> TASK DIRECTIONS
Copy out the investment forum thread below word for word, from start to finish.

I'm not a big one on star managers, but the track record of this guy has been pretty good in up and down seasons, for giving modest returns and not loosing too much capital along the way. I bought into this as a bit of a more saucy holding than a bond, since the bond market returns are quite flat, and poised to get flattened even more at the first uptick of the current low interest rates at some point down the path.

I went to Barometer shortly after paying off the last of my SDRSP mortgage. The mortgage was my bond proxy for a while. The last real bond funds I had I think I sold in about 2002 when I bought out my mortgage from the bank. 

So I am hanging onto him while I feel a lot of Canada's markets are heading towards a sideways slide for a while. If I had the tea leaves to know we were posed for a tear then I would dump the MF and buy an indexed equity ETF. If REIT's had not floated so high, maybe them in the mid-term. If blue chips were not valued up the wazzo by everyone chasing yield I would be buying them raw, and not have them held as a part of a fund that gobbled up hunks quite a while ago.


----------



## CanadianCapitalist (Mar 31, 2009)

AGHFX said:


> Will this include BMO's covered call ETFs?


Nope.


----------



## CanadianCapitalist (Mar 31, 2009)

andrewf said:


> What about HXS?

> GIVEN INFORMATION
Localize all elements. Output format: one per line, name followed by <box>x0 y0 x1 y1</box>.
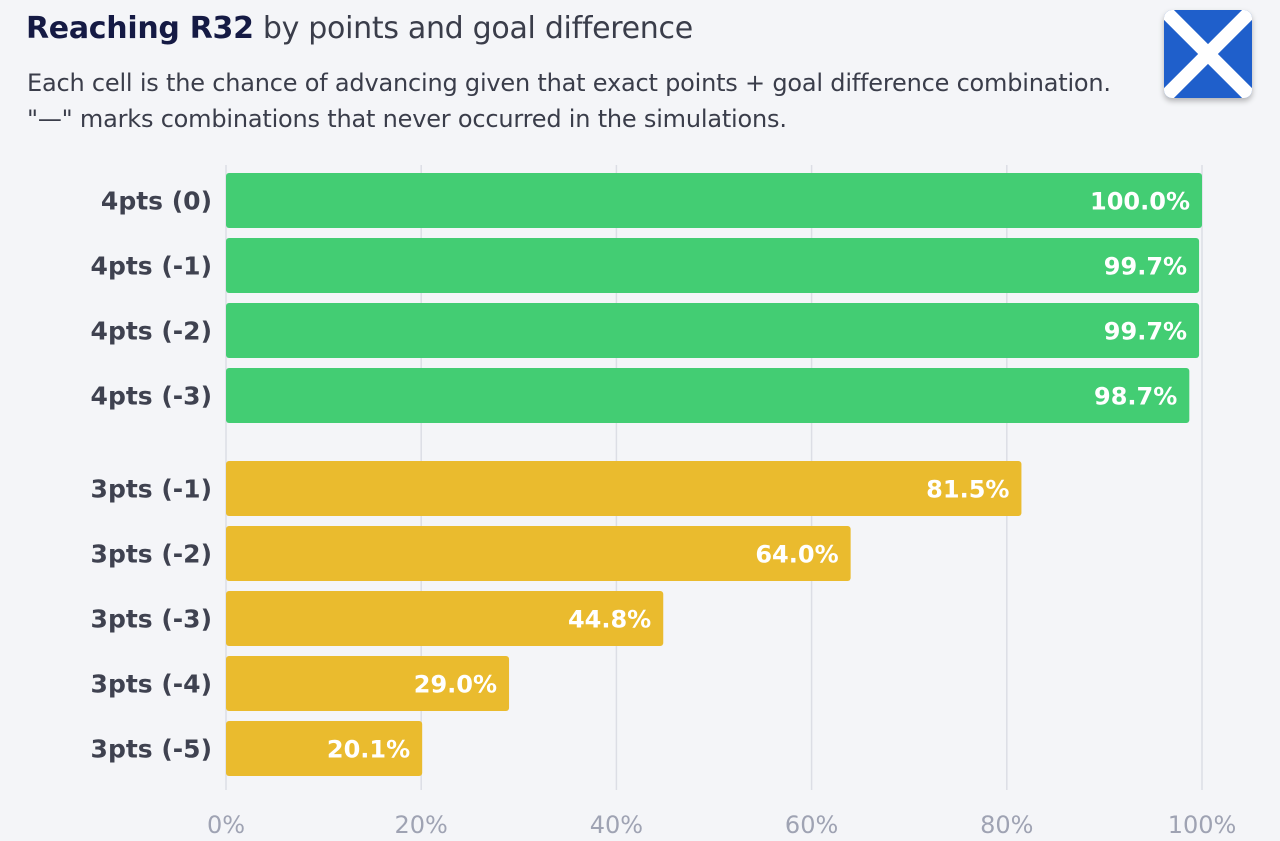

> PROBLEM SOLUTION
I'm not a big one on star managers, but the track record of this guy has been pretty good in up and down seasons, for giving modest returns and not loosing too much capital along the way. I bought into this as a bit of a more saucy holding than a bond, since the bond market returns are quite flat, and poised to get flattened even more at the first uptick of the current low interest rates at some point down the path.

I went to Barometer shortly after paying off the last of my SDRSP mortgage. The mortgage was my bond proxy for a while. The last real bond funds I had I think I sold in about 2002 when I bought out my mortgage from the bank. 

So I am hanging onto him while I feel a lot of Canada's markets are heading towards a sideways slide for a while. If I had the tea leaves to know we were posed for a tear then I would dump the MF and buy an indexed equity ETF. If REIT's had not floated so high, maybe them in the mid-term. If blue chips were not valued up the wazzo by everyone chasing yield I would be buying them raw, and not have them held as a part of a fund that gobbled up hunks quite a while ago.


----------



## CanadianCapitalist (Mar 31, 2009)

AGHFX said:


> Will this include BMO's covered call ETFs?


Nope.


----------



## CanadianCapitalist (Mar 31, 2009)

andrewf said:


> What about HXS?